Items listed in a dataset

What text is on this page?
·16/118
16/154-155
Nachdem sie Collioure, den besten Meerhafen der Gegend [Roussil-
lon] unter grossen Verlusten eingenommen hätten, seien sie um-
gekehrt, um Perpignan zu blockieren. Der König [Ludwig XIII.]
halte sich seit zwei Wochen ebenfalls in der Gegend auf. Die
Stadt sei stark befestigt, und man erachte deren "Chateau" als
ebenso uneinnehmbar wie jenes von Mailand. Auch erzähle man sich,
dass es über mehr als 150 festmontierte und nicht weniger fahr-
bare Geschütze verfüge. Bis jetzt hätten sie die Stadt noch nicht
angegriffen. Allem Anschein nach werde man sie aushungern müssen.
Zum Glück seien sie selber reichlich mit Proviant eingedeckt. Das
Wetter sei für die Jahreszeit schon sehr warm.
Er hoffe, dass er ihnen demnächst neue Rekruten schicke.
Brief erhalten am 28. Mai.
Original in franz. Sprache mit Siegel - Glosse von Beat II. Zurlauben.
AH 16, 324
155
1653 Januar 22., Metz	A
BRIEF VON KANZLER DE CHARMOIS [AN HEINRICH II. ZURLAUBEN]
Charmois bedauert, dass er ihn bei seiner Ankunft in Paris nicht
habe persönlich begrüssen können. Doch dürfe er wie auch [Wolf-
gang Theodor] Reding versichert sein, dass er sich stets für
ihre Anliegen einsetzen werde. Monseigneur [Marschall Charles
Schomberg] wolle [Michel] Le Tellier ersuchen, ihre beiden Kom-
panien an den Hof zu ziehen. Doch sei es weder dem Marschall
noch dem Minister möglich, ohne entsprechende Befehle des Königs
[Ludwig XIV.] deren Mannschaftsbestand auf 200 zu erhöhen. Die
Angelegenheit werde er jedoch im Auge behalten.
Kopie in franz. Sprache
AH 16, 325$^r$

Exercise description - All records above must be set down exactly, please.

Result of this exercise -
What text is on this page?
·16/118
16/154-155
Nachdem sie Collioure, den besten Meerhafen der Gegend [Roussil-
lon] unter grossen Verlusten eingenommen hätten, seien sie um-
gekehrt, um Perpignan zu blockieren. Der König [Ludwig XIII.]
halte sich seit zwei Wochen ebenfalls in der Gegend auf. Die
Stadt sei stark befestigt, und man erachte deren "Chateau" als
ebenso uneinnehmbar wie jenes von Mailand. Auch erzähle man sich,
dass es über mehr als 150 festmontierte und nicht weniger fahr-
bare Geschütze verfüge. Bis jetzt hätten sie die Stadt noch nicht
angegriffen. Allem Anschein nach werde man sie aushungern müssen.
Zum Glück seien sie selber reichlich mit Proviant eingedeckt. Das
Wetter sei für die Jahreszeit schon sehr warm.
Er hoffe, dass er ihnen demnächst neue Rekruten schicke.
Brief erhalten am 28. Mai.
Original in franz. Sprache mit Siegel - Glosse von Beat II. Zurlauben.
AH 16, 324
155
1653 Januar 22., Metz	A
BRIEF VON KANZLER DE CHARMOIS [AN HEINRICH II. ZURLAUBEN]
Charmois bedauert, dass er ihn bei seiner Ankunft in Paris nicht
habe persönlich begrüssen können. Doch dürfe er wie auch [Wolf-
gang Theodor] Reding versichert sein, dass er sich stets für
ihre Anliegen einsetzen werde. Monseigneur [Marschall Charles
Schomberg] wolle [Michel] Le Tellier ersuchen, ihre beiden Kom-
panien an den Hof zu ziehen. Doch sei es weder dem Marschall
noch dem Minister möglich, ohne entsprechende Befehle des Königs
[Ludwig XIV.] deren Mannschaftsbestand auf 200 zu erhöhen. Die
Angelegenheit werde er jedoch im Auge behalten.
Kopie in franz. Sprache
AH 16, 325$^r$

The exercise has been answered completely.